--- START DATA EXCERPTS ---

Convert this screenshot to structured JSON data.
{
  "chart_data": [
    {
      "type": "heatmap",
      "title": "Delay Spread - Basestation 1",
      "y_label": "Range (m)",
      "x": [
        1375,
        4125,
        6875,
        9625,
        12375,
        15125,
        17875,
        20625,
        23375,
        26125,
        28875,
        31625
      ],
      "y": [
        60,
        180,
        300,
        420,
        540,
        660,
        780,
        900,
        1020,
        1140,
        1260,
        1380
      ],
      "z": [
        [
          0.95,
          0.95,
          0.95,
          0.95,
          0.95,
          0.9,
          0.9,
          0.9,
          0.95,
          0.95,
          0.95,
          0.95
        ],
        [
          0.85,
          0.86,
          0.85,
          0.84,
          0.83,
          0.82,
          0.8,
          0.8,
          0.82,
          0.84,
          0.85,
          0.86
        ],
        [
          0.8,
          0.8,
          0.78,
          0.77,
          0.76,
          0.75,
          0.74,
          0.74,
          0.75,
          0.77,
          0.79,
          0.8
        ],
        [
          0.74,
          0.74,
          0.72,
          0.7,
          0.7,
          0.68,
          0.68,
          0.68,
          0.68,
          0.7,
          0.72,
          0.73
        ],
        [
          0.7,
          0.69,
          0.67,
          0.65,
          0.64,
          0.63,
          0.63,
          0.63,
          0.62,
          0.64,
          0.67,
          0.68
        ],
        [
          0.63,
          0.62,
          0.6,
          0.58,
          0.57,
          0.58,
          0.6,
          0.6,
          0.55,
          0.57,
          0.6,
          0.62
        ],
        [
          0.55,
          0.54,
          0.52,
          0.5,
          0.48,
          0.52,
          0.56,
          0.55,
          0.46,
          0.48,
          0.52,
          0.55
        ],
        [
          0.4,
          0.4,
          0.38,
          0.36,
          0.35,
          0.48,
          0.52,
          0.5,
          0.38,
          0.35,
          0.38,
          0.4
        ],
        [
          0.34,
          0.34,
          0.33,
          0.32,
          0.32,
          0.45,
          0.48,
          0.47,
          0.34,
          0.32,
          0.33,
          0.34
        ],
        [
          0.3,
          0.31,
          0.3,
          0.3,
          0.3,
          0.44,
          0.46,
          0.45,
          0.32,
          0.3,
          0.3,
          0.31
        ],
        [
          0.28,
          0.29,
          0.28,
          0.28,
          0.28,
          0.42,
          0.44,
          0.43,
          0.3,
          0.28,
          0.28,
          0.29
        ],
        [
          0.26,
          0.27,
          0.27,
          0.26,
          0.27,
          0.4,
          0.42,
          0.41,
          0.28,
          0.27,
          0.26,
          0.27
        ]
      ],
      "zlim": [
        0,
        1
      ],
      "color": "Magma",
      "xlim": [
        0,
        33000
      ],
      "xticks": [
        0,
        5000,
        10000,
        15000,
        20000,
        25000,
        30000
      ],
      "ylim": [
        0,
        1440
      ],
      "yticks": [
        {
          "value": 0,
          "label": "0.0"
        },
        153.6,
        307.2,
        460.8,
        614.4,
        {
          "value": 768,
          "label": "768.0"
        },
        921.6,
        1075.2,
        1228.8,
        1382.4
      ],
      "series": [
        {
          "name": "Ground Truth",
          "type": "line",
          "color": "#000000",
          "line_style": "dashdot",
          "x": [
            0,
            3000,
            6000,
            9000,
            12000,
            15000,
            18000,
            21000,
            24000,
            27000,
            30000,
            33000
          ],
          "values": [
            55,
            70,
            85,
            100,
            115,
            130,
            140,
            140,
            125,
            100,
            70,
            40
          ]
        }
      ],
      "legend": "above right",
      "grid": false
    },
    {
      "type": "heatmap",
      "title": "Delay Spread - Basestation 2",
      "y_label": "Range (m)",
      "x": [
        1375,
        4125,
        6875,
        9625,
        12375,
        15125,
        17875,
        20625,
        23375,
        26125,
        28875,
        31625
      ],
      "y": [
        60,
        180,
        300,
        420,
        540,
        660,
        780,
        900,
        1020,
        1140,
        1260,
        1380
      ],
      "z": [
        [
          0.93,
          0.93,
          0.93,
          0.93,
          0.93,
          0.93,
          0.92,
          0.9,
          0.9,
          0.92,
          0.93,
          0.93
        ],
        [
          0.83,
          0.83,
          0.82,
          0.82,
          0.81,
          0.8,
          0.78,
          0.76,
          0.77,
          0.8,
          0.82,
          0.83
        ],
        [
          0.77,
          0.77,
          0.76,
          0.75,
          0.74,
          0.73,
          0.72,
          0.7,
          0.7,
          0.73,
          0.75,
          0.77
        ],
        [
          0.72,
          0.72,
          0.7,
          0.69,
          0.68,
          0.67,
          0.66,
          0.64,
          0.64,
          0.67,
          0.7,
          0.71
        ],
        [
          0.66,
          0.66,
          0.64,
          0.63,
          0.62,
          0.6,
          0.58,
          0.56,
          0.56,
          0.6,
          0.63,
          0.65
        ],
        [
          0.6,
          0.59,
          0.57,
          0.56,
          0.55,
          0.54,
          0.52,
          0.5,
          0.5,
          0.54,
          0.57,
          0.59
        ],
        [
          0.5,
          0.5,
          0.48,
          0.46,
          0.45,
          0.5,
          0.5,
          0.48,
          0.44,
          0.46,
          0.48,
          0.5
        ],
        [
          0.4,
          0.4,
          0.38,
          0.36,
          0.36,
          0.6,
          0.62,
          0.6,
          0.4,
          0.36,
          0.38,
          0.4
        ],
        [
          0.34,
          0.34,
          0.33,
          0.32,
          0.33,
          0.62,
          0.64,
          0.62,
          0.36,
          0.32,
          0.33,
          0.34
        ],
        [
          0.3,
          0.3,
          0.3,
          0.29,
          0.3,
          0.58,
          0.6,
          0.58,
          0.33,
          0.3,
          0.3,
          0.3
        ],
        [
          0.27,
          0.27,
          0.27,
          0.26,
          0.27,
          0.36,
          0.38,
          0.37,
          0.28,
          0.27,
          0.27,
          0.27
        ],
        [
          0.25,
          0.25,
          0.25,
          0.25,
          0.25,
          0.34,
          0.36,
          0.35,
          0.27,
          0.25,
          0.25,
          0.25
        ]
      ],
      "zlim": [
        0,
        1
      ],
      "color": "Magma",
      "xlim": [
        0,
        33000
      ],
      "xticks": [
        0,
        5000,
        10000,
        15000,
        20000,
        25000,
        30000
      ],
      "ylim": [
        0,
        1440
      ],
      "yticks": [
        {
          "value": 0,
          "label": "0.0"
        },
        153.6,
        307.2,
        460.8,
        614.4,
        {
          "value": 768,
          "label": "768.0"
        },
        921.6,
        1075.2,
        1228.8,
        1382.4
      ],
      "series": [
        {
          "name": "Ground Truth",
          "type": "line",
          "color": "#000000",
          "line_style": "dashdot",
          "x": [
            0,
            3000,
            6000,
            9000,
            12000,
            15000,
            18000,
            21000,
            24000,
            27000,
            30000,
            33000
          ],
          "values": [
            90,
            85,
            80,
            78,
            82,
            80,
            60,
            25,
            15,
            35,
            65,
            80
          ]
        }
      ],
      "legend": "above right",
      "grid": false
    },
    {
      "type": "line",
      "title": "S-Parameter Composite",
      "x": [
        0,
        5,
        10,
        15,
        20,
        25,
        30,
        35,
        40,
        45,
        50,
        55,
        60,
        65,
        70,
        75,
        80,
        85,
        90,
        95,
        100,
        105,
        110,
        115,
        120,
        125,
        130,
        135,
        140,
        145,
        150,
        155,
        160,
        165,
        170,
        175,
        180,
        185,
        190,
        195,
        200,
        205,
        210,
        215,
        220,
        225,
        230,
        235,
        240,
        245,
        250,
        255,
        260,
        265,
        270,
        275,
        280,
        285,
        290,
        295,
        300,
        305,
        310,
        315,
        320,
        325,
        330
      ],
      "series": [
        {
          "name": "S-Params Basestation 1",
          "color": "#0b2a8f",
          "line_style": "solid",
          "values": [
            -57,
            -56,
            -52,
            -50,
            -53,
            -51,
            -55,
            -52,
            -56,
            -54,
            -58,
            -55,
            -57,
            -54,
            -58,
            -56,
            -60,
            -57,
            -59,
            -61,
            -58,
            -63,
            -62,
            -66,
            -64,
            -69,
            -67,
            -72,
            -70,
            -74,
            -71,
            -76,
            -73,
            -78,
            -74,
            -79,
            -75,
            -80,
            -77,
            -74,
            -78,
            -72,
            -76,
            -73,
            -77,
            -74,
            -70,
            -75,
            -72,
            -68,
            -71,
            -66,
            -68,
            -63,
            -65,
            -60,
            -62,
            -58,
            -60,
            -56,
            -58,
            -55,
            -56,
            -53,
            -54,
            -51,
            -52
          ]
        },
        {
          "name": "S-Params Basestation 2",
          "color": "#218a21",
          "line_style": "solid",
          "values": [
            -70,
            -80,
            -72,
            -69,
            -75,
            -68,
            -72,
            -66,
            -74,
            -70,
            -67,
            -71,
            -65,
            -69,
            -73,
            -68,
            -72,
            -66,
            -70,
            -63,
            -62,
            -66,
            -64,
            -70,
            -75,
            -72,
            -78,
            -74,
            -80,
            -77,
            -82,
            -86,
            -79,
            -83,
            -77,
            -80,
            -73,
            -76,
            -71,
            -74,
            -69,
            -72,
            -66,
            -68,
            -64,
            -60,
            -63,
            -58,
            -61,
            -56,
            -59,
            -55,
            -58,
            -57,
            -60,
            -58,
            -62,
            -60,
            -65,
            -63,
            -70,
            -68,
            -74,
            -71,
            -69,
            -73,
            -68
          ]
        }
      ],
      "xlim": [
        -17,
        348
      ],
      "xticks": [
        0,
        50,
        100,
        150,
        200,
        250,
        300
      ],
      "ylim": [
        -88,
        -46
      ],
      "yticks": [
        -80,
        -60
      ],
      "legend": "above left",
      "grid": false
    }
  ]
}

--- END DATA EXCERPTS ---
--- START DATA EXCERPTS ---

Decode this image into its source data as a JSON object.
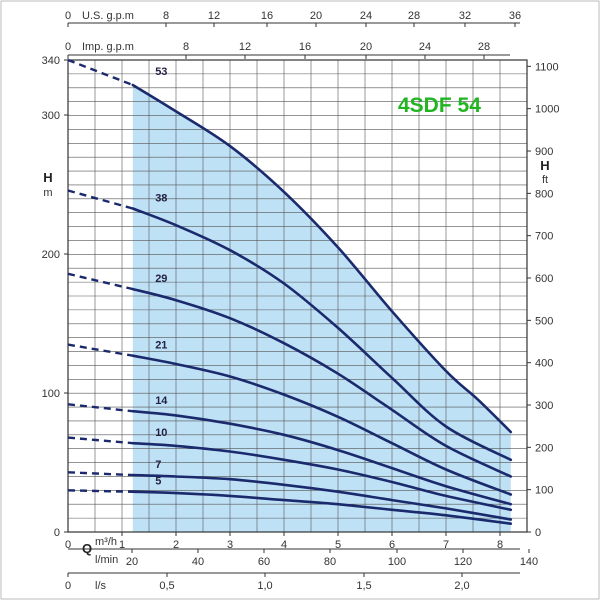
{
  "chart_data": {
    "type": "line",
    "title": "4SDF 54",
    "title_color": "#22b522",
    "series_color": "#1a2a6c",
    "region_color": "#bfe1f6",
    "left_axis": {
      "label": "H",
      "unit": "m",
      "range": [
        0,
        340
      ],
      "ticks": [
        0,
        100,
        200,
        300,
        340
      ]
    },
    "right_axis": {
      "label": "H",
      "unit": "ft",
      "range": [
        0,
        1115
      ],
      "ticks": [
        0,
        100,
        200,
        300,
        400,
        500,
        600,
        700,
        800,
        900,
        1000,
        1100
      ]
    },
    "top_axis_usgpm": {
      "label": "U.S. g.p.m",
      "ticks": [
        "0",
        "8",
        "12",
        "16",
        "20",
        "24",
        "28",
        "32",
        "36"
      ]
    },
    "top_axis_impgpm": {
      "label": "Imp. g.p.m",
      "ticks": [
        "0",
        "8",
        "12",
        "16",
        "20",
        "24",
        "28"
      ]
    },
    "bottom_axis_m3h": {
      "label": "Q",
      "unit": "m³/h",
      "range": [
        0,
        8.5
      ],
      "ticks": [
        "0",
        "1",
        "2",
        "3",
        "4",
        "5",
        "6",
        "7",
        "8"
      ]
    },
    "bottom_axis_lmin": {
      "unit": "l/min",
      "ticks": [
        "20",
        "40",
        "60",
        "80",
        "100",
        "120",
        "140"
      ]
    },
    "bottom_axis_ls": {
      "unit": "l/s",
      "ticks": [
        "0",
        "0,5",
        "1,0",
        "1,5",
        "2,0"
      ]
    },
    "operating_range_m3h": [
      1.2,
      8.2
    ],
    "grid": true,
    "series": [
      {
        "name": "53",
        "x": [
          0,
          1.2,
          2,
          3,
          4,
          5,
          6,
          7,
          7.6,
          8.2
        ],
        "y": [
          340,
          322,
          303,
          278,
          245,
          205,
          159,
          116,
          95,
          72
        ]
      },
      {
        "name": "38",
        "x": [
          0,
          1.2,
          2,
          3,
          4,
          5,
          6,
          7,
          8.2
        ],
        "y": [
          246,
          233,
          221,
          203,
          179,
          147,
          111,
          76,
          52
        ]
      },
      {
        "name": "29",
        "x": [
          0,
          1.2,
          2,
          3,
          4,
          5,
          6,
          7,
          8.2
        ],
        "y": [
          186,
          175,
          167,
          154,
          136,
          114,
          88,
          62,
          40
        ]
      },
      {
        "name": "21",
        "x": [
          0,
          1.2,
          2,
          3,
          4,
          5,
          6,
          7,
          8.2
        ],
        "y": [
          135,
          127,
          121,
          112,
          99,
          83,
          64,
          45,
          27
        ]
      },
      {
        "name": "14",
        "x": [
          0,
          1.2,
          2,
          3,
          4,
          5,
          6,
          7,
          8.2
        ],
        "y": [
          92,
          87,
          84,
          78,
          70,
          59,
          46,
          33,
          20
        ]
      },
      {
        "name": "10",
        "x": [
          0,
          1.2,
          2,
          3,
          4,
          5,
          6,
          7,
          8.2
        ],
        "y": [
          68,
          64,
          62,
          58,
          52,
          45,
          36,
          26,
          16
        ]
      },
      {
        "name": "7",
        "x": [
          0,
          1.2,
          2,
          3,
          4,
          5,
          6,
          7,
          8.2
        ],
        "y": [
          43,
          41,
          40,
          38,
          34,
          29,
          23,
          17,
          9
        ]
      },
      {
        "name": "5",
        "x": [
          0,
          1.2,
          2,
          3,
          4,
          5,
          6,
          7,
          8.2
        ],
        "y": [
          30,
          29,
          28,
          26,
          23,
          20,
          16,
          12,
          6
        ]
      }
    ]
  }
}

--- END DATA EXCERPTS ---

### TASK INSTRUCTIONS
Where a line in the entries holds "this", copy that line.

### THE OUTPUT
Convert this screenshot to structured JSON data.
Decode this image into its source data as a JSON object.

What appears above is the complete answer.